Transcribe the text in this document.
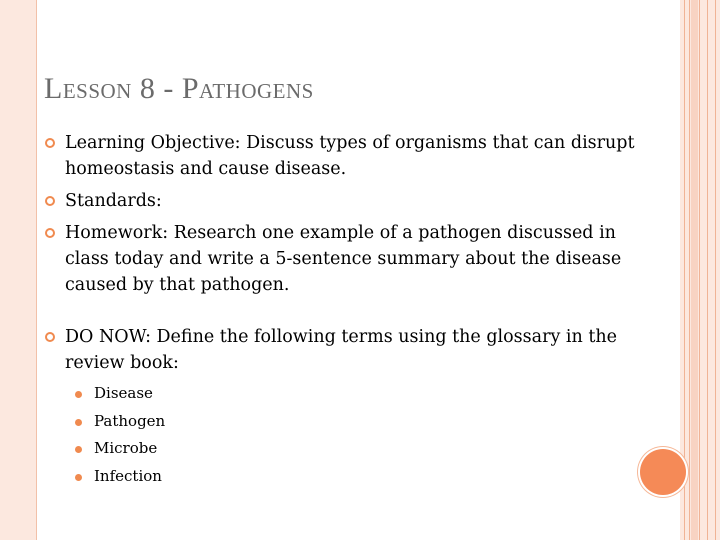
Lesson 8 - Pathogens
Learning Objective: Discuss types of organisms that can disrupt homeostasis and cause disease.
Standards:
Homework: Research one example of a pathogen discussed in class today and write a 5-sentence summary about the disease caused by that pathogen.
DO NOW: Define the following terms using the glossary in the review book:
Disease
Pathogen
Microbe
Infection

-=-=-=-=-

TASK DIRECTIONS: Repeat the entries exactly and keep the pictures out of the copy.

RESPONSE FOR THIS EXERCISE:
Transcribe the text in this document.
Lesson 8 - Pathogens
Learning Objective: Discuss types of organisms that can disrupt homeostasis and cause disease.
Standards:
Homework: Research one example of a pathogen discussed in class today and write a 5-sentence summary about the disease caused by that pathogen.
DO NOW: Define the following terms using the glossary in the review book:
Disease
Pathogen
Microbe
Infection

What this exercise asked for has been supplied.